-- begin TASK INPUT --
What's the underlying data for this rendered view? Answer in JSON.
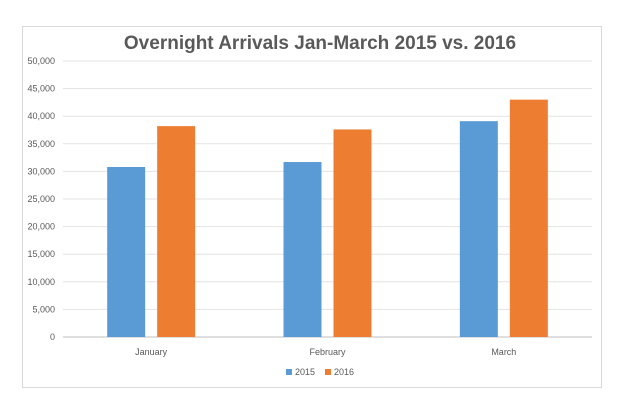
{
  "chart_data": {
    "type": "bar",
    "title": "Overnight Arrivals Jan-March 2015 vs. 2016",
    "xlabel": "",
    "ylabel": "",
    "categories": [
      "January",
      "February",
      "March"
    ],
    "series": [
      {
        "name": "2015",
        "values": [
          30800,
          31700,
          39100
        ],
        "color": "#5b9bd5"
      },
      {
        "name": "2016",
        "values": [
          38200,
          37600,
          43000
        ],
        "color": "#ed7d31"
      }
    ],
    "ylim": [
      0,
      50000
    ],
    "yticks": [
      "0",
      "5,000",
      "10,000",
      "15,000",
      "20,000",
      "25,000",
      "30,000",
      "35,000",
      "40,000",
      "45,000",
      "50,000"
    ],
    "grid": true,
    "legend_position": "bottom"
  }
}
-- end TASK INPUT --
REQUEST: Copy out the listing exactly as it stands, but not the pictures.

ANSWER BELOW:
What's the underlying data for this rendered view? Answer in JSON.
{
  "chart_data": {
    "type": "bar",
    "title": "Overnight Arrivals Jan-March 2015 vs. 2016",
    "xlabel": "",
    "ylabel": "",
    "categories": [
      "January",
      "February",
      "March"
    ],
    "series": [
      {
        "name": "2015",
        "values": [
          30800,
          31700,
          39100
        ],
        "color": "#5b9bd5"
      },
      {
        "name": "2016",
        "values": [
          38200,
          37600,
          43000
        ],
        "color": "#ed7d31"
      }
    ],
    "ylim": [
      0,
      50000
    ],
    "yticks": [
      "0",
      "5,000",
      "10,000",
      "15,000",
      "20,000",
      "25,000",
      "30,000",
      "35,000",
      "40,000",
      "45,000",
      "50,000"
    ],
    "grid": true,
    "legend_position": "bottom"
  }
}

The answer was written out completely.